# Required work
Skip the images and copy each record exactly as written.

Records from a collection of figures
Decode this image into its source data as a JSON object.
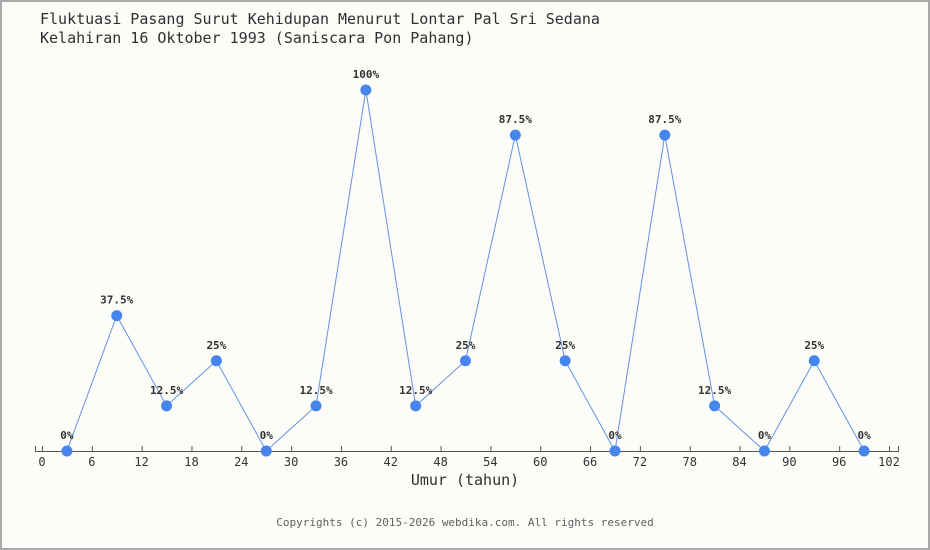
{
  "title": {
    "line1": "Fluktuasi Pasang Surut Kehidupan Menurut Lontar Pal Sri Sedana",
    "line2": "Kelahiran 16 Oktober 1993 (Saniscara Pon Pahang)"
  },
  "chart_data": {
    "type": "line",
    "x": [
      3,
      9,
      15,
      21,
      27,
      33,
      39,
      45,
      51,
      57,
      63,
      69,
      75,
      81,
      87,
      93,
      99
    ],
    "values": [
      0,
      37.5,
      12.5,
      25,
      0,
      12.5,
      100,
      12.5,
      25,
      87.5,
      25,
      0,
      87.5,
      12.5,
      0,
      25,
      0
    ],
    "point_labels": [
      "0%",
      "37.5%",
      "12.5%",
      "25%",
      "0%",
      "12.5%",
      "100%",
      "12.5%",
      "25%",
      "87.5%",
      "25%",
      "0%",
      "87.5%",
      "12.5%",
      "0%",
      "25%",
      "0%"
    ],
    "x_ticks": [
      0,
      6,
      12,
      18,
      24,
      30,
      36,
      42,
      48,
      54,
      60,
      66,
      72,
      78,
      84,
      90,
      96,
      102
    ],
    "xlabel": "Umur (tahun)",
    "ylabel": "",
    "xlim": [
      0,
      102
    ],
    "ylim": [
      0,
      100
    ],
    "grid": false,
    "legend": "none"
  },
  "colors": {
    "line": "#6593dd",
    "marker": "#4685ee",
    "axis": "#555555",
    "tick_text": "#333333",
    "point_label_text": "#333333",
    "background": "#fcfcf9",
    "border": "#a9a9a9",
    "title_text": "#2f2f2f",
    "footer_text": "#606060"
  },
  "footer": {
    "copyright": "Copyrights (c) 2015-2026 webdika.com. All rights reserved"
  }
}
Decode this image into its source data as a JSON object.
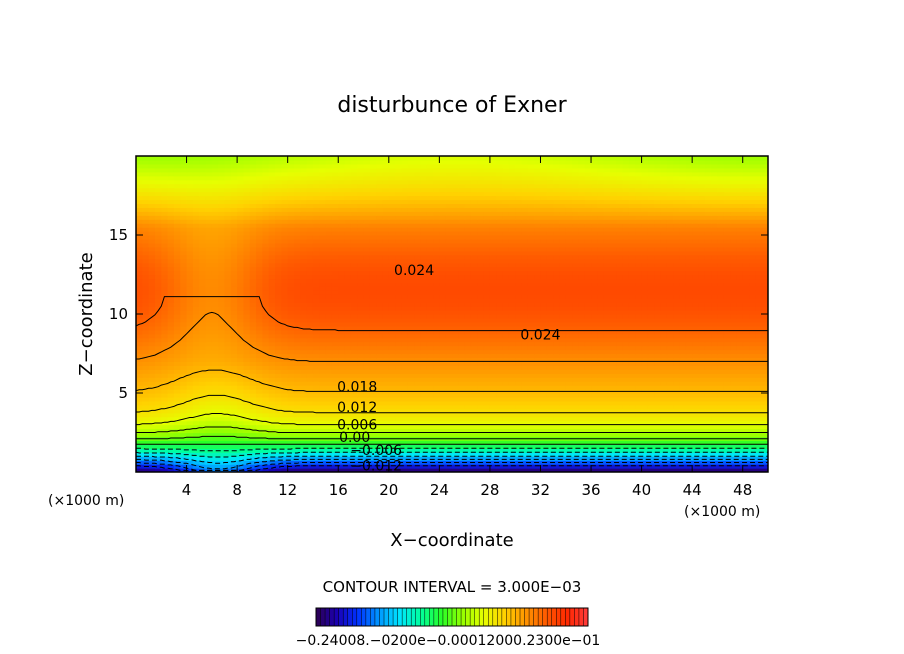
{
  "chart_data": {
    "type": "heatmap",
    "title": "disturbunce of Exner",
    "xlabel": "X−coordinate",
    "ylabel": "Z−coordinate",
    "x_unit_label": "(×1000 m)",
    "x_unit_label_right": "(×1000 m)",
    "xlim": [
      0,
      50
    ],
    "ylim": [
      0,
      20
    ],
    "x_ticks": [
      4,
      8,
      12,
      16,
      20,
      24,
      28,
      32,
      36,
      40,
      44,
      48
    ],
    "y_ticks": [
      5,
      10,
      15
    ],
    "contour_interval_text": "CONTOUR INTERVAL = 3.000E−03",
    "contour_interval": 0.003,
    "value_range": [
      -0.024,
      0.03
    ],
    "contour_labels": [
      {
        "value": 0.024,
        "text": "0.024",
        "x": 22,
        "y": 12.8
      },
      {
        "value": 0.024,
        "text": "0.024",
        "x": 32,
        "y": 8.7
      },
      {
        "value": 0.018,
        "text": "0.018",
        "x": 17.5,
        "y": 5.4
      },
      {
        "value": 0.012,
        "text": "0.012",
        "x": 17.5,
        "y": 4.1
      },
      {
        "value": 0.006,
        "text": "0.006",
        "x": 17.5,
        "y": 3.0
      },
      {
        "value": 0.0,
        "text": "0.00",
        "x": 17.3,
        "y": 2.2
      },
      {
        "value": -0.006,
        "text": "−0.006",
        "x": 19,
        "y": 1.4
      },
      {
        "value": -0.012,
        "text": "−0.012",
        "x": 19,
        "y": 0.4
      }
    ],
    "colorbar": {
      "labels_text": "−0.24008.−0200e−0.00012000.2300e−01",
      "colors": [
        "#2d0050",
        "#1a00b4",
        "#0032ff",
        "#0096ff",
        "#00e6ff",
        "#00ff9e",
        "#28ff28",
        "#96ff00",
        "#e6ff00",
        "#ffd200",
        "#ff9600",
        "#ff5a00",
        "#ff2800",
        "#ff3c3c"
      ]
    },
    "legend_placement": "bottom",
    "grid": false
  }
}
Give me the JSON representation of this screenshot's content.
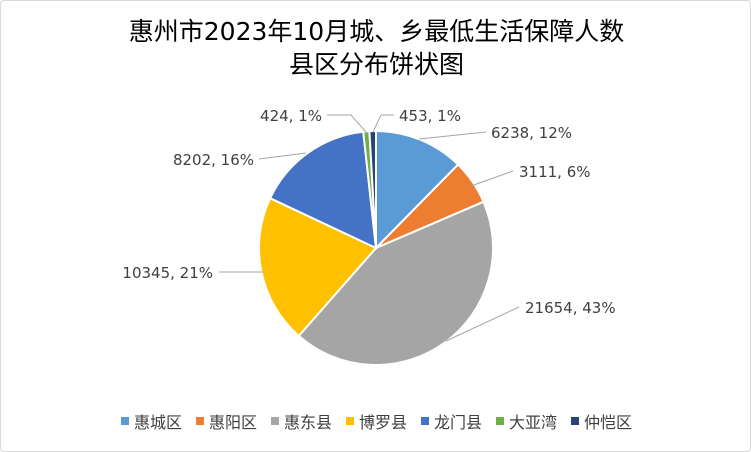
{
  "chart_data": {
    "type": "pie",
    "title": "惠州市2023年10月城、乡最低生活保障人数县区分布饼状图",
    "title_lines": [
      "惠州市2023年10月城、乡最低生活保障人数",
      "县区分布饼状图"
    ],
    "categories": [
      "惠城区",
      "惠阳区",
      "惠东县",
      "博罗县",
      "龙门县",
      "大亚湾",
      "仲恺区"
    ],
    "values": [
      6238,
      3111,
      21654,
      10345,
      8202,
      424,
      453
    ],
    "data_labels": [
      "6238, 12%",
      "3111, 6%",
      "21654, 43%",
      "10345, 21%",
      "8202, 16%",
      "424, 1%",
      "453, 1%"
    ],
    "colors": [
      "#5B9BD5",
      "#ED7D31",
      "#A5A5A5",
      "#FFC000",
      "#4472C4",
      "#70AD47",
      "#264478"
    ],
    "legend_position": "bottom"
  }
}
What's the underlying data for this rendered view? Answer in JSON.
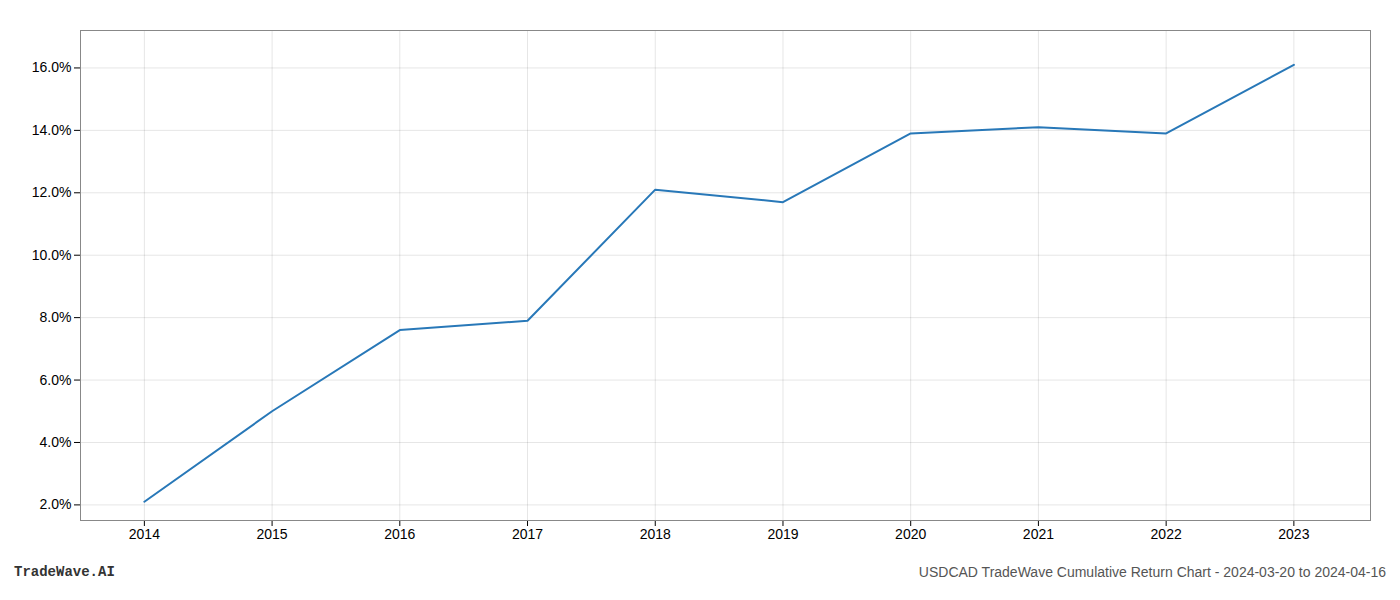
{
  "chart_data": {
    "type": "line",
    "x": [
      2014,
      2015,
      2016,
      2017,
      2018,
      2019,
      2020,
      2021,
      2022,
      2023
    ],
    "values": [
      2.1,
      5.0,
      7.6,
      7.9,
      12.1,
      11.7,
      13.9,
      14.1,
      13.9,
      16.1
    ],
    "color": "#2878b8",
    "xlim": [
      2013.5,
      2023.6
    ],
    "xticks": [
      2014,
      2015,
      2016,
      2017,
      2018,
      2019,
      2020,
      2021,
      2022,
      2023
    ],
    "ylim": [
      1.5,
      17.2
    ],
    "yticks": [
      {
        "value": 2.0,
        "label": "2.0%"
      },
      {
        "value": 4.0,
        "label": "4.0%"
      },
      {
        "value": 6.0,
        "label": "6.0%"
      },
      {
        "value": 8.0,
        "label": "8.0%"
      },
      {
        "value": 10.0,
        "label": "10.0%"
      },
      {
        "value": 12.0,
        "label": "12.0%"
      },
      {
        "value": 14.0,
        "label": "14.0%"
      },
      {
        "value": 16.0,
        "label": "16.0%"
      }
    ],
    "grid": true,
    "annotations": [
      "TradeWave.AI",
      "USDCAD TradeWave Cumulative Return Chart - 2024-03-20 to 2024-04-16"
    ]
  }
}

# Correct answer
Decode this image into its source data as a JSON object.
{
  "title": {
    "line1": "Fluktuasi Pasang Surut Kehidupan Menurut Lontar Pal Sri Sedana",
    "line2": "Kelahiran 16 Oktober 1993 (Saniscara Pon Pahang)"
  },
  "chart_data": {
    "type": "line",
    "x": [
      3,
      9,
      15,
      21,
      27,
      33,
      39,
      45,
      51,
      57,
      63,
      69,
      75,
      81,
      87,
      93,
      99
    ],
    "values": [
      0,
      37.5,
      12.5,
      25,
      0,
      12.5,
      100,
      12.5,
      25,
      87.5,
      25,
      0,
      87.5,
      12.5,
      0,
      25,
      0
    ],
    "point_labels": [
      "0%",
      "37.5%",
      "12.5%",
      "25%",
      "0%",
      "12.5%",
      "100%",
      "12.5%",
      "25%",
      "87.5%",
      "25%",
      "0%",
      "87.5%",
      "12.5%",
      "0%",
      "25%",
      "0%"
    ],
    "x_ticks": [
      0,
      6,
      12,
      18,
      24,
      30,
      36,
      42,
      48,
      54,
      60,
      66,
      72,
      78,
      84,
      90,
      96,
      102
    ],
    "xlabel": "Umur (tahun)",
    "ylabel": "",
    "xlim": [
      0,
      102
    ],
    "ylim": [
      0,
      100
    ],
    "grid": false,
    "legend": "none"
  },
  "colors": {
    "line": "#6593dd",
    "marker": "#4685ee",
    "axis": "#555555",
    "tick_text": "#333333",
    "point_label_text": "#333333",
    "background": "#fcfcf9",
    "border": "#a9a9a9",
    "title_text": "#2f2f2f",
    "footer_text": "#606060"
  },
  "footer": {
    "copyright": "Copyrights (c) 2015-2026 webdika.com. All rights reserved"
  }
}
Decode this image into its source data as a JSON object.
{
  "chart_data": {
    "type": "heatmap",
    "title": "disturbunce of Exner",
    "xlabel": "X−coordinate",
    "ylabel": "Z−coordinate",
    "x_unit_label": "(×1000 m)",
    "x_unit_label_right": "(×1000 m)",
    "xlim": [
      0,
      50
    ],
    "ylim": [
      0,
      20
    ],
    "x_ticks": [
      4,
      8,
      12,
      16,
      20,
      24,
      28,
      32,
      36,
      40,
      44,
      48
    ],
    "y_ticks": [
      5,
      10,
      15
    ],
    "contour_interval_text": "CONTOUR INTERVAL = 3.000E−03",
    "contour_interval": 0.003,
    "value_range": [
      -0.024,
      0.03
    ],
    "contour_labels": [
      {
        "value": 0.024,
        "text": "0.024",
        "x": 22,
        "y": 12.8
      },
      {
        "value": 0.024,
        "text": "0.024",
        "x": 32,
        "y": 8.7
      },
      {
        "value": 0.018,
        "text": "0.018",
        "x": 17.5,
        "y": 5.4
      },
      {
        "value": 0.012,
        "text": "0.012",
        "x": 17.5,
        "y": 4.1
      },
      {
        "value": 0.006,
        "text": "0.006",
        "x": 17.5,
        "y": 3.0
      },
      {
        "value": 0.0,
        "text": "0.00",
        "x": 17.3,
        "y": 2.2
      },
      {
        "value": -0.006,
        "text": "−0.006",
        "x": 19,
        "y": 1.4
      },
      {
        "value": -0.012,
        "text": "−0.012",
        "x": 19,
        "y": 0.4
      }
    ],
    "colorbar": {
      "labels_text": "−0.24008.−0200e−0.00012000.2300e−01",
      "colors": [
        "#2d0050",
        "#1a00b4",
        "#0032ff",
        "#0096ff",
        "#00e6ff",
        "#00ff9e",
        "#28ff28",
        "#96ff00",
        "#e6ff00",
        "#ffd200",
        "#ff9600",
        "#ff5a00",
        "#ff2800",
        "#ff3c3c"
      ]
    },
    "legend_placement": "bottom",
    "grid": false
  }
}
Give me the JSON representation of this screenshot's content.
{
  "chart_data": {
    "type": "pie",
    "title": "惠州市2023年10月城、乡最低生活保障人数县区分布饼状图",
    "title_lines": [
      "惠州市2023年10月城、乡最低生活保障人数",
      "县区分布饼状图"
    ],
    "categories": [
      "惠城区",
      "惠阳区",
      "惠东县",
      "博罗县",
      "龙门县",
      "大亚湾",
      "仲恺区"
    ],
    "values": [
      6238,
      3111,
      21654,
      10345,
      8202,
      424,
      453
    ],
    "data_labels": [
      "6238, 12%",
      "3111, 6%",
      "21654, 43%",
      "10345, 21%",
      "8202, 16%",
      "424, 1%",
      "453, 1%"
    ],
    "colors": [
      "#5B9BD5",
      "#ED7D31",
      "#A5A5A5",
      "#FFC000",
      "#4472C4",
      "#70AD47",
      "#264478"
    ],
    "legend_position": "bottom"
  }
}
What's the underlying data for this rendered view? Answer in JSON.
{
  "chart_data": {
    "type": "line",
    "x": [
      2014,
      2015,
      2016,
      2017,
      2018,
      2019,
      2020,
      2021,
      2022,
      2023
    ],
    "values": [
      2.1,
      5.0,
      7.6,
      7.9,
      12.1,
      11.7,
      13.9,
      14.1,
      13.9,
      16.1
    ],
    "color": "#2878b8",
    "xlim": [
      2013.5,
      2023.6
    ],
    "xticks": [
      2014,
      2015,
      2016,
      2017,
      2018,
      2019,
      2020,
      2021,
      2022,
      2023
    ],
    "ylim": [
      1.5,
      17.2
    ],
    "yticks": [
      {
        "value": 2.0,
        "label": "2.0%"
      },
      {
        "value": 4.0,
        "label": "4.0%"
      },
      {
        "value": 6.0,
        "label": "6.0%"
      },
      {
        "value": 8.0,
        "label": "8.0%"
      },
      {
        "value": 10.0,
        "label": "10.0%"
      },
      {
        "value": 12.0,
        "label": "12.0%"
      },
      {
        "value": 14.0,
        "label": "14.0%"
      },
      {
        "value": 16.0,
        "label": "16.0%"
      }
    ],
    "grid": true,
    "annotations": [
      "TradeWave.AI",
      "USDCAD TradeWave Cumulative Return Chart - 2024-03-20 to 2024-04-16"
    ]
  }
}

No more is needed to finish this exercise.